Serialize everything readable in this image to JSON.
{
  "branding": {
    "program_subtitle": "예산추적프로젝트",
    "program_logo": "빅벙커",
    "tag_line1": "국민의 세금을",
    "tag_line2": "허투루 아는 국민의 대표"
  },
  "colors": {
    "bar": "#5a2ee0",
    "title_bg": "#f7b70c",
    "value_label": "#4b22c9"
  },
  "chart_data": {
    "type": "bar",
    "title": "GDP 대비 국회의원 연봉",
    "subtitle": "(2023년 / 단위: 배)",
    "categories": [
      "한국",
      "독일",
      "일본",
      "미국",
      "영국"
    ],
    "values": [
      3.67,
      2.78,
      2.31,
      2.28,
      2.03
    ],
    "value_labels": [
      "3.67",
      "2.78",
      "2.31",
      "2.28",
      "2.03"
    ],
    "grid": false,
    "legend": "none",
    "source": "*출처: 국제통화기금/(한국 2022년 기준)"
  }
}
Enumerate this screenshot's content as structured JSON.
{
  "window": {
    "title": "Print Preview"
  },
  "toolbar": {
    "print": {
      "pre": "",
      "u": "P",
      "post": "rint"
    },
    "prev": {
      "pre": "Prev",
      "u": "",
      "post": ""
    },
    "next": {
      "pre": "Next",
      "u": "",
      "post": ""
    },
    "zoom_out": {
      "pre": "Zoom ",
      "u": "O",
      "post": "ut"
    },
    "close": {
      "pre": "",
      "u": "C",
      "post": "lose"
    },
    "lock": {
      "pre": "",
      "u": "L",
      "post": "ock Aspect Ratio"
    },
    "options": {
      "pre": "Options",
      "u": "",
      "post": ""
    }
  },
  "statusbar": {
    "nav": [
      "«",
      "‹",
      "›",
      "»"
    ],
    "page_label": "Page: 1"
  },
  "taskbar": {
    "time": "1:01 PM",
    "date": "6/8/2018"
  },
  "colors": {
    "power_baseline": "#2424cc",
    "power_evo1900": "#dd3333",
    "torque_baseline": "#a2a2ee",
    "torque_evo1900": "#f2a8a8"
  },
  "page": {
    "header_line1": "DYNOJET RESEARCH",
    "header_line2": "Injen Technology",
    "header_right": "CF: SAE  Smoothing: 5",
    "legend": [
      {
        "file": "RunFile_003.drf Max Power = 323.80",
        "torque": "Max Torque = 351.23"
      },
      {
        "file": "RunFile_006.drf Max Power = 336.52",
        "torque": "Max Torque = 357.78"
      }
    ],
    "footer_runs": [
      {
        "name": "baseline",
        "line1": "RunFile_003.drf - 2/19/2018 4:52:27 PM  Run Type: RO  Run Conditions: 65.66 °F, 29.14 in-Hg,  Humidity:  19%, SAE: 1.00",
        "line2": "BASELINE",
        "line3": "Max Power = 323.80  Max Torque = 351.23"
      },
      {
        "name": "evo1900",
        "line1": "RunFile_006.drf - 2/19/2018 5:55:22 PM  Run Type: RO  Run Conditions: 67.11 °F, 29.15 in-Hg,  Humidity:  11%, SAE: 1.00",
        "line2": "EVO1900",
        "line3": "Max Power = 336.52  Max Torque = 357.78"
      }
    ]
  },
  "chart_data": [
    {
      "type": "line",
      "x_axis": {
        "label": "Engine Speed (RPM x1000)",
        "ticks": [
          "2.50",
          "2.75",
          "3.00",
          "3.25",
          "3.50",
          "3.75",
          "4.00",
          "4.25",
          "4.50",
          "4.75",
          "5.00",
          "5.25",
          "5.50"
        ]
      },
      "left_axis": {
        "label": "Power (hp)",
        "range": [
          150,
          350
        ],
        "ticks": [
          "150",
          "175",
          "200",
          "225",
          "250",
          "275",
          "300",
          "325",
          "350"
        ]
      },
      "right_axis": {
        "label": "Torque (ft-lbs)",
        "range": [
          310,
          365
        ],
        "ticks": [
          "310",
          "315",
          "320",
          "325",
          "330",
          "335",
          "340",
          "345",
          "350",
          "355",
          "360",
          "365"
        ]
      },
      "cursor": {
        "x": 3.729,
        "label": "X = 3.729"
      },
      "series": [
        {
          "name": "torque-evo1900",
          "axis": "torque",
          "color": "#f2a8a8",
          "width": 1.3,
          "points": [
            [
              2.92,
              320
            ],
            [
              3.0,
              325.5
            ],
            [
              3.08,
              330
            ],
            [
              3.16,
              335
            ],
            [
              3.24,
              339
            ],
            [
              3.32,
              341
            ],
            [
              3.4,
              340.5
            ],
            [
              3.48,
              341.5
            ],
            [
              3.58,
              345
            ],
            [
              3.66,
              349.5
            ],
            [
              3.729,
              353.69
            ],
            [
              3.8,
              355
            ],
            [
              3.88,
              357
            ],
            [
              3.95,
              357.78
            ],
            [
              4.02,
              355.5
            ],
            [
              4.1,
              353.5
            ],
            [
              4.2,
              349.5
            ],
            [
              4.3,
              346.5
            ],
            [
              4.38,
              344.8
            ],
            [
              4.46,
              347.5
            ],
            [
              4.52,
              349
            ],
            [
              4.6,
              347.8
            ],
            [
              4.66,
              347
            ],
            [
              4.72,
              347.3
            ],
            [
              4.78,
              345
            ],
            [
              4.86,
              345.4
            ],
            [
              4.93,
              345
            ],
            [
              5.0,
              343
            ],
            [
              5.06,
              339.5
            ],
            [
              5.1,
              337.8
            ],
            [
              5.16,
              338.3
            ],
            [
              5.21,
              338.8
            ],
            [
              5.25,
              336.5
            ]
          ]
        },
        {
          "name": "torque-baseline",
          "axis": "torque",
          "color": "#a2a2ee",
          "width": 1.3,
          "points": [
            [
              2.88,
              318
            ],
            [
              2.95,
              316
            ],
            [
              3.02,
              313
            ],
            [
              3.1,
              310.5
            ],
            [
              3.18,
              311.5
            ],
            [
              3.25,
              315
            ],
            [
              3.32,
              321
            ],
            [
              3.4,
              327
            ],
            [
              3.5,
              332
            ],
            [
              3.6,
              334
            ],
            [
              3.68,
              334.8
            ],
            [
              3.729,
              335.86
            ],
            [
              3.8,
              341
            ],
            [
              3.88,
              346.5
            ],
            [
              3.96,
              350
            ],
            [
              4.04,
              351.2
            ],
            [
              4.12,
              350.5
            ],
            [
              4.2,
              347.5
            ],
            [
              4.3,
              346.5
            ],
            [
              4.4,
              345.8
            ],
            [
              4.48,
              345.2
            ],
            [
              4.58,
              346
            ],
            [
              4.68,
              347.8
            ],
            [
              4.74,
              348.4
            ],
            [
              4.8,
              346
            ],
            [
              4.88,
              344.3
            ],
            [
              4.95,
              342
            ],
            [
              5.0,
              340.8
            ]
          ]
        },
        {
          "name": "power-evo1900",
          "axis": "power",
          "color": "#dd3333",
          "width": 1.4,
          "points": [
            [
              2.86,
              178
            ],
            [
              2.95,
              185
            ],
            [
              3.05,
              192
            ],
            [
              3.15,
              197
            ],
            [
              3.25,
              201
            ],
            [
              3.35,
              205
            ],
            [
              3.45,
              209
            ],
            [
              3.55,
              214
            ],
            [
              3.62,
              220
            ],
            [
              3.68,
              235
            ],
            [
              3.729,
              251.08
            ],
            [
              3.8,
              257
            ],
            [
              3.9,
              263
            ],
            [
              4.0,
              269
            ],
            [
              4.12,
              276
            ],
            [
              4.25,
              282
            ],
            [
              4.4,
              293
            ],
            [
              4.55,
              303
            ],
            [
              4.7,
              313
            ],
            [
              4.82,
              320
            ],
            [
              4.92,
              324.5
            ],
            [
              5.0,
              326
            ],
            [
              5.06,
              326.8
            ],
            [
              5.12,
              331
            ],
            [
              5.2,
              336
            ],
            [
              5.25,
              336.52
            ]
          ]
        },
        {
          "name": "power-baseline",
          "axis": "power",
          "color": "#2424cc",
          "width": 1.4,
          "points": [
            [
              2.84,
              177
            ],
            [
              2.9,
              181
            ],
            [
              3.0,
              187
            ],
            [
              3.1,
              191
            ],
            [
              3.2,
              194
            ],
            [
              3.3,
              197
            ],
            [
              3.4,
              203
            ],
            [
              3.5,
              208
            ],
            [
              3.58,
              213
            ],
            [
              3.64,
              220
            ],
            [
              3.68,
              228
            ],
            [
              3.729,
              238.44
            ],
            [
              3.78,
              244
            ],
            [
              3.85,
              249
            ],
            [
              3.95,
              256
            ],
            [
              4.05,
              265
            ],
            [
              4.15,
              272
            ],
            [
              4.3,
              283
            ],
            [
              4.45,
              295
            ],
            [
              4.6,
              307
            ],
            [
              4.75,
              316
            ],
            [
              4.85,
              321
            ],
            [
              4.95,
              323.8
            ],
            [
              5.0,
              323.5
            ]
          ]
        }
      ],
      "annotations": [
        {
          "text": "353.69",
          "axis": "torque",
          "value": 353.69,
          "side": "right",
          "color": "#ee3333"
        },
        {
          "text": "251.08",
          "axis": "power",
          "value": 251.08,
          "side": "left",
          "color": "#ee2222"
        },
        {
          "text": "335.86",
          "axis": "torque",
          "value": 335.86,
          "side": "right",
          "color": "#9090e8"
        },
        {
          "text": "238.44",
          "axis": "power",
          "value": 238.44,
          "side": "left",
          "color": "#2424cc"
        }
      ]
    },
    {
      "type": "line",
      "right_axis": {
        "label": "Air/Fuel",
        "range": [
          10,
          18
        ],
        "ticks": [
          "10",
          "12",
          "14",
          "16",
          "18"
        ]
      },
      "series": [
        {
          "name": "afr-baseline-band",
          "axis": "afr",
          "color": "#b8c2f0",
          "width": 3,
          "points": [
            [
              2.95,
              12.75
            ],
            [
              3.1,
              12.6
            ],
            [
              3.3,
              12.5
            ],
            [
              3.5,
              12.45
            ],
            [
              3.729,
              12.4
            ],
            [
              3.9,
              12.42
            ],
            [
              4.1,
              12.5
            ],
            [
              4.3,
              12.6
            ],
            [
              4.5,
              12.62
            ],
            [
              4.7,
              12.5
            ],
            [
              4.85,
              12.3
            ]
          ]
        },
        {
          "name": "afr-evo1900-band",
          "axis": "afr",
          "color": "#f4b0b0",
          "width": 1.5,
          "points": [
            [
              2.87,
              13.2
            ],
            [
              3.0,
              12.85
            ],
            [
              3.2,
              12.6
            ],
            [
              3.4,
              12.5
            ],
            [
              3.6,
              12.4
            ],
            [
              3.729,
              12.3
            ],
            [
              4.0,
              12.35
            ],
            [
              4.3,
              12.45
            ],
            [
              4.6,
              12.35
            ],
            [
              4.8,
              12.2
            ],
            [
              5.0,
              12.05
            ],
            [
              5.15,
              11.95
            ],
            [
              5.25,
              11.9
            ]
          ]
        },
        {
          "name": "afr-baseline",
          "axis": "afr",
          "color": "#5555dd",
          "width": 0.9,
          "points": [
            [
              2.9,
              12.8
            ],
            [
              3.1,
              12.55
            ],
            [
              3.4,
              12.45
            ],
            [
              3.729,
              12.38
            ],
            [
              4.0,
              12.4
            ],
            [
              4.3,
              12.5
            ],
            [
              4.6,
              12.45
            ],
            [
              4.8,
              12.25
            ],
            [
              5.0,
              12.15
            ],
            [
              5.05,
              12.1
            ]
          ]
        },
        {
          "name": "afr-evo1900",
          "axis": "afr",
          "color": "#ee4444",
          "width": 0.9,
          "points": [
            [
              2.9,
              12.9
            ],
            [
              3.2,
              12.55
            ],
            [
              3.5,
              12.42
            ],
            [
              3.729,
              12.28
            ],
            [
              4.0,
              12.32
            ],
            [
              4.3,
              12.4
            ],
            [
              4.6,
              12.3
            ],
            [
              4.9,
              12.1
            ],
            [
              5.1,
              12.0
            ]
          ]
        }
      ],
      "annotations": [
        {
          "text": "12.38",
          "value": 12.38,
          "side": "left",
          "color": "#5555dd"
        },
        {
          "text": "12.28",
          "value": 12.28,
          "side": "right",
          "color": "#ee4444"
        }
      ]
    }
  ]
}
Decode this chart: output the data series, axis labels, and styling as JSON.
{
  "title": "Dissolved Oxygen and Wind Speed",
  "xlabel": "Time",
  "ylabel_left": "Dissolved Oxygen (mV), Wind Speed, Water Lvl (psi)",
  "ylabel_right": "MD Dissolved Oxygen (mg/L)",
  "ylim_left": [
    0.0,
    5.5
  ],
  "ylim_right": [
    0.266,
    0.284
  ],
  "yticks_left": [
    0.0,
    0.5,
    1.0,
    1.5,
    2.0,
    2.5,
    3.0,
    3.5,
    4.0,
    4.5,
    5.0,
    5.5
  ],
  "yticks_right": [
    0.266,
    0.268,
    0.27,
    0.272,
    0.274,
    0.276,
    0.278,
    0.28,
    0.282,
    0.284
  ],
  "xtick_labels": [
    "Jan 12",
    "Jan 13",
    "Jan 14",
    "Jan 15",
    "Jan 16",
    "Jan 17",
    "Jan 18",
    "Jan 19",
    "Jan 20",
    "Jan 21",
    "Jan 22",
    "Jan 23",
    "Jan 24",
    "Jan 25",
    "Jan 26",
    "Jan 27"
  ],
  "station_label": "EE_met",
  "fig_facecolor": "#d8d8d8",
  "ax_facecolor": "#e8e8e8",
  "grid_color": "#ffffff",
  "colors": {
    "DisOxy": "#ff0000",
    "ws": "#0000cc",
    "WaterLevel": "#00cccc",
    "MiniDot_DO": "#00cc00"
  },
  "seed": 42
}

= = = = = = =

* _Written problem_
Search the records above for the string "Speed". Copy every line that contains it.

* _Answer to this problem_
        "label": "Engine Speed (RPM x1000)",
  "title": "Dissolved Oxygen and Wind Speed",
  "ylabel_left": "Dissolved Oxygen (mV), Wind Speed, Water Lvl (psi)",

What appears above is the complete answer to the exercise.